### Given task
In the data below, restate exactly the lines from the one with "Read this page and output its text content." to the final line, both included, but not the pictures.

• • • • • • •

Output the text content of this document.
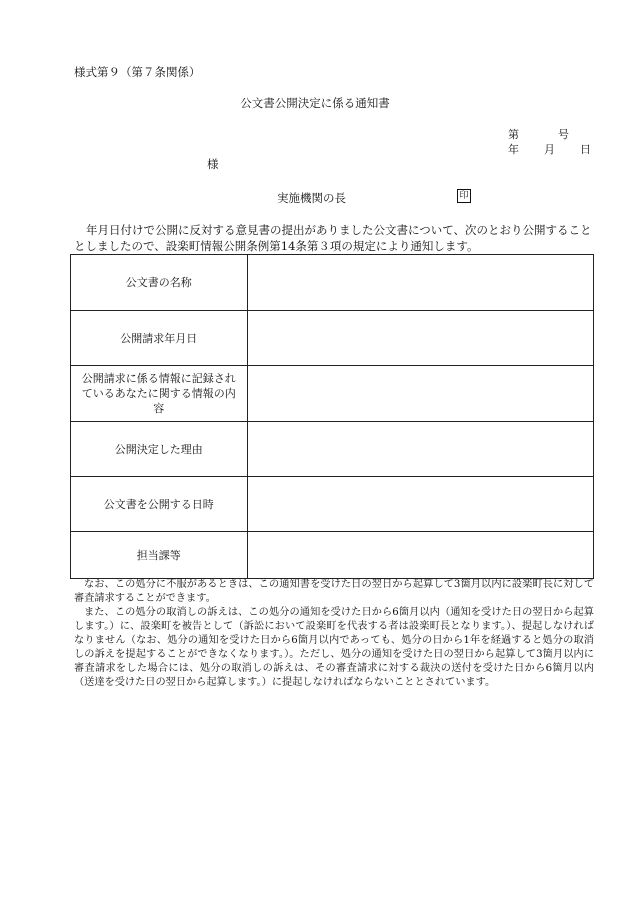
様式第９（第７条関係）
公文書公開決定に係る通知書
第	号
年	月	日
様
実施機関の長	印
年月日付けで公開に反対する意見書の提出がありました公文書について、次のとおり公開することとしましたので、設楽町情報公開条例第14条第３項の規定により通知します。
公文書の名称	
公開請求年月日	
公開請求に係る情報に記録されているあなたに関する情報の内容	
公開決定した理由	
公文書を公開する日時	
担当課等	

なお、この処分に不服があるときは、この通知書を受けた日の翌日から起算して3箇月以内に設楽町長に対して審査請求することができます。

また、この処分の取消しの訴えは、この処分の通知を受けた日から6箇月以内（通知を受けた日の翌日から起算します。）に、設楽町を被告として（訴訟において設楽町を代表する者は設楽町長となります。）、提起しなければなりません（なお、処分の通知を受けた日から6箇月以内であっても、処分の日から1年を経過すると処分の取消しの訴えを提起することができなくなります。）。ただし、処分の通知を受けた日の翌日から起算して3箇月以内に審査請求をした場合には、処分の取消しの訴えは、その審査請求に対する裁決の送付を受けた日から6箇月以内（送達を受けた日の翌日から起算します。）に提起しなければならないこととされています。
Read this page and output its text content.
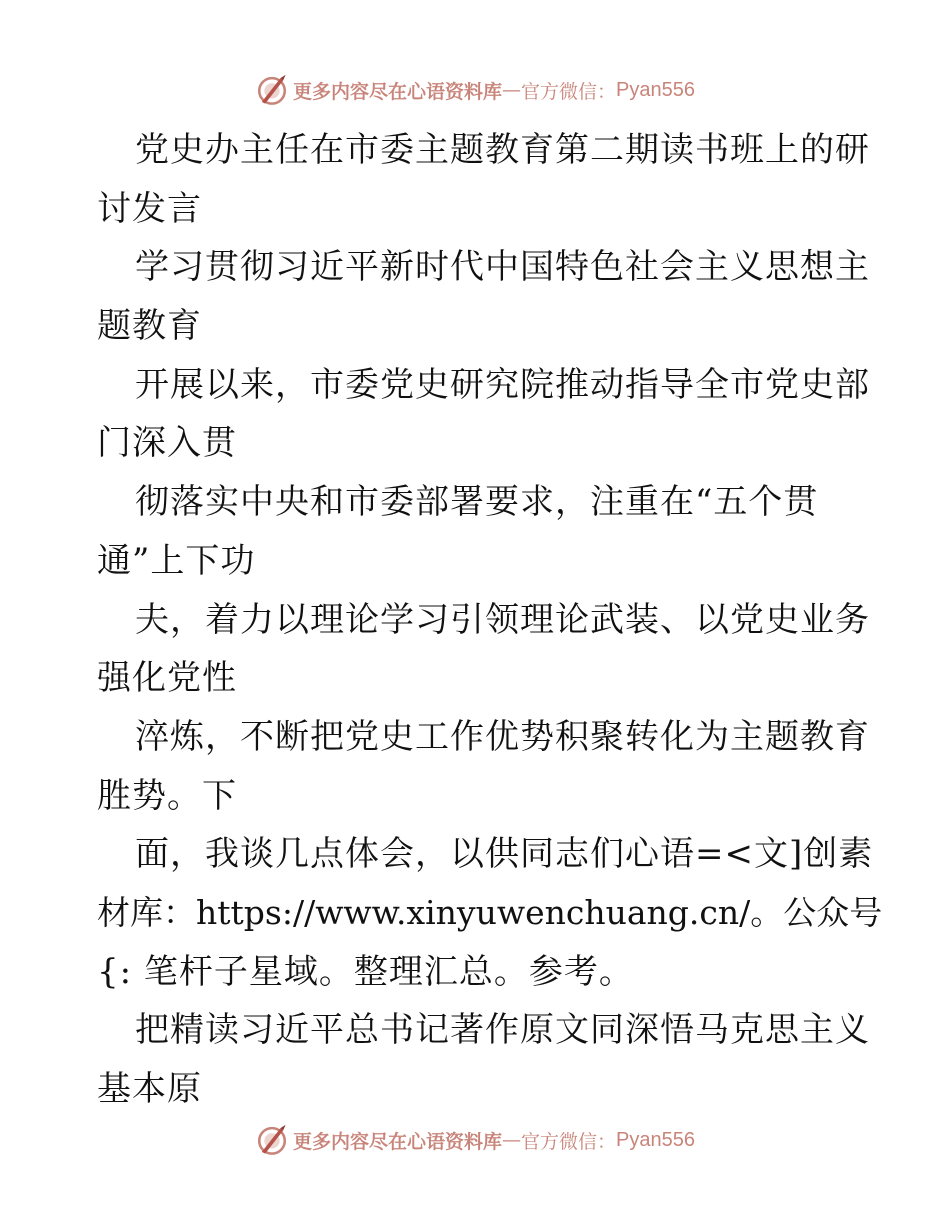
更多内容尽在心语资料库 — 官方微信： Pyan556
党史办主任在市委主题教育第二期读书班上的研
讨发言
学习贯彻习近平新时代中国特色社会主义思想主
题教育
开展以来，市委党史研究院推动指导全市党史部
门深入贯
彻落实中央和市委部署要求，注重在“五个贯
通”上下功
夫，着力以理论学习引领理论武装、以党史业务
强化党性
淬炼，不断把党史工作优势积聚转化为主题教育
胜势。下
面，我谈几点体会，以供同志们心语=<文]创素
材库：https://www.xinyuwenchuang.cn/。公众号
{: 笔杆子星域。整理汇总。参考。
把精读习近平总书记著作原文同深悟马克思主义
基本原
更多内容尽在心语资料库 — 官方微信： Pyan556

• • • • • • •

### Full answer
Read this page and output its text content.
更多内容尽在心语资料库 — 官方微信： Pyan556
党史办主任在市委主题教育第二期读书班上的研
讨发言
学习贯彻习近平新时代中国特色社会主义思想主
题教育
开展以来，市委党史研究院推动指导全市党史部
门深入贯
彻落实中央和市委部署要求，注重在“五个贯
通”上下功
夫，着力以理论学习引领理论武装、以党史业务
强化党性
淬炼，不断把党史工作优势积聚转化为主题教育
胜势。下
面，我谈几点体会，以供同志们心语=<文]创素
材库：https://www.xinyuwenchuang.cn/。公众号
{: 笔杆子星域。整理汇总。参考。
把精读习近平总书记著作原文同深悟马克思主义
基本原
更多内容尽在心语资料库 — 官方微信： Pyan556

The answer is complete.